▶ **WHAT IS NEEDED**
Give every line of the material again, exactly as written.

-- START --

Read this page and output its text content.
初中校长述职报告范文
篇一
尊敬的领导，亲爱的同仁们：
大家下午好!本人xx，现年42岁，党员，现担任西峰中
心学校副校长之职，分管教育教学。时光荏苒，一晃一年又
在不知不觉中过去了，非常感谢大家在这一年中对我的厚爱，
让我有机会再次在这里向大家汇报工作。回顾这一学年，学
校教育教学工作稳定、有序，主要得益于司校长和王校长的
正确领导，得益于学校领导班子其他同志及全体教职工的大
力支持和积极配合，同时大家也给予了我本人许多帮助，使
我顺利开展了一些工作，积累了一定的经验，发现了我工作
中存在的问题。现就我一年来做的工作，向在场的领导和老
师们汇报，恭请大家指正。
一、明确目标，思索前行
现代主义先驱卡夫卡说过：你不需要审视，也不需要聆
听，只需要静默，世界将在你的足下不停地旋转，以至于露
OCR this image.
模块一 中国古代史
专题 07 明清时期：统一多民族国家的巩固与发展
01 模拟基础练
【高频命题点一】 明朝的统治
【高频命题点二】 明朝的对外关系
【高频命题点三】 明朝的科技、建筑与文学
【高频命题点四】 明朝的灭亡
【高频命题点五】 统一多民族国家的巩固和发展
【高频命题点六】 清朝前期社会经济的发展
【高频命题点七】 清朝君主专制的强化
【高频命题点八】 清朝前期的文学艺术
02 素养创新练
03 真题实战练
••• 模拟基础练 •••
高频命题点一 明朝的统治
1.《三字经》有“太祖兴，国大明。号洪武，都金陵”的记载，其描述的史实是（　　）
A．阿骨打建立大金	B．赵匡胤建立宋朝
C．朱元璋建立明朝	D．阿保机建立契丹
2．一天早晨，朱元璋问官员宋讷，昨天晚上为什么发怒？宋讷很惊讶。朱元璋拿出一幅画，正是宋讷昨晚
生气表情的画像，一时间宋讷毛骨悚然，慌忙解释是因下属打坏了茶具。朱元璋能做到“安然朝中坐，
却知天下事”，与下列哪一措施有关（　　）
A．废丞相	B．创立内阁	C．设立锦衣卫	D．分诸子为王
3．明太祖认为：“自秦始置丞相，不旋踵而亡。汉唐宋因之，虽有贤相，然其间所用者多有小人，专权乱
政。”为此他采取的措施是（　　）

-- END --

▶ **RESULT OF THE EXERCISE**
Read this page and output its text content.
初中校长述职报告范文
篇一
尊敬的领导，亲爱的同仁们：
大家下午好!本人xx，现年42岁，党员，现担任西峰中
心学校副校长之职，分管教育教学。时光荏苒，一晃一年又
在不知不觉中过去了，非常感谢大家在这一年中对我的厚爱，
让我有机会再次在这里向大家汇报工作。回顾这一学年，学
校教育教学工作稳定、有序，主要得益于司校长和王校长的
正确领导，得益于学校领导班子其他同志及全体教职工的大
力支持和积极配合，同时大家也给予了我本人许多帮助，使
我顺利开展了一些工作，积累了一定的经验，发现了我工作
中存在的问题。现就我一年来做的工作，向在场的领导和老
师们汇报，恭请大家指正。
一、明确目标，思索前行
现代主义先驱卡夫卡说过：你不需要审视，也不需要聆
听，只需要静默，世界将在你的足下不停地旋转，以至于露
OCR this image.
模块一 中国古代史
专题 07 明清时期：统一多民族国家的巩固与发展
01 模拟基础练
【高频命题点一】 明朝的统治
【高频命题点二】 明朝的对外关系
【高频命题点三】 明朝的科技、建筑与文学
【高频命题点四】 明朝的灭亡
【高频命题点五】 统一多民族国家的巩固和发展
【高频命题点六】 清朝前期社会经济的发展
【高频命题点七】 清朝君主专制的强化
【高频命题点八】 清朝前期的文学艺术
02 素养创新练
03 真题实战练
••• 模拟基础练 •••
高频命题点一 明朝的统治
1.《三字经》有“太祖兴，国大明。号洪武，都金陵”的记载，其描述的史实是（　　）
A．阿骨打建立大金	B．赵匡胤建立宋朝
C．朱元璋建立明朝	D．阿保机建立契丹
2．一天早晨，朱元璋问官员宋讷，昨天晚上为什么发怒？宋讷很惊讶。朱元璋拿出一幅画，正是宋讷昨晚
生气表情的画像，一时间宋讷毛骨悚然，慌忙解释是因下属打坏了茶具。朱元璋能做到“安然朝中坐，
却知天下事”，与下列哪一措施有关（　　）
A．废丞相	B．创立内阁	C．设立锦衣卫	D．分诸子为王
3．明太祖认为：“自秦始置丞相，不旋踵而亡。汉唐宋因之，虽有贤相，然其间所用者多有小人，专权乱
政。”为此他采取的措施是（　　）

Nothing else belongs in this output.